**Material for the task**
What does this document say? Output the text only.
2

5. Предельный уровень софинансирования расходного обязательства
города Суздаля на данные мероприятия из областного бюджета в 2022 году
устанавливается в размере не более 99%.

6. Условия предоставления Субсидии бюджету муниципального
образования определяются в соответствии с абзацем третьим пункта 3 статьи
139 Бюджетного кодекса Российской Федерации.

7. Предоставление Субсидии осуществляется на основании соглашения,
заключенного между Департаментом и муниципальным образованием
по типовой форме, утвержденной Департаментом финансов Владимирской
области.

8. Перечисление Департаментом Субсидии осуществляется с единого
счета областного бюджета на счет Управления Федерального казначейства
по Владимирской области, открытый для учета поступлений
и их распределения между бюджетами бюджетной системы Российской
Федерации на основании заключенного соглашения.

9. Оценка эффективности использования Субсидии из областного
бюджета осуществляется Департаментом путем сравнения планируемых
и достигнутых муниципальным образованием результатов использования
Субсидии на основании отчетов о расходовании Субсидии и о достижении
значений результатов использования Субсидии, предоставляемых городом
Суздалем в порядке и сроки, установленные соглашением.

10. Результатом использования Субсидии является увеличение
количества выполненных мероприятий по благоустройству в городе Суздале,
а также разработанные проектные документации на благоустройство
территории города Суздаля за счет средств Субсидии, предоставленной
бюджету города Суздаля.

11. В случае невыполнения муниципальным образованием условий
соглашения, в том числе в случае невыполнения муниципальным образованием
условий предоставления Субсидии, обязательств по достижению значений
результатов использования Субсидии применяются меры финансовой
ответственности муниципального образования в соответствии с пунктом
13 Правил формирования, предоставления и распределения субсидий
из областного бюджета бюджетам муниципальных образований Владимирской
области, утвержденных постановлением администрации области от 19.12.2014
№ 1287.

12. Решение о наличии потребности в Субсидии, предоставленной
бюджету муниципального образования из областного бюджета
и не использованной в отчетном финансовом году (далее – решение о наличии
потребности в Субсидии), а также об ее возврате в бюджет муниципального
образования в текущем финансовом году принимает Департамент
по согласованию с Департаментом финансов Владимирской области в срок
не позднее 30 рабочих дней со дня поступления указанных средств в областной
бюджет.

**Goal of the exercise**
Report how many lines of the entries hold the word "невыполнения". Nothing else is needed.

**Solution to the exercise**
2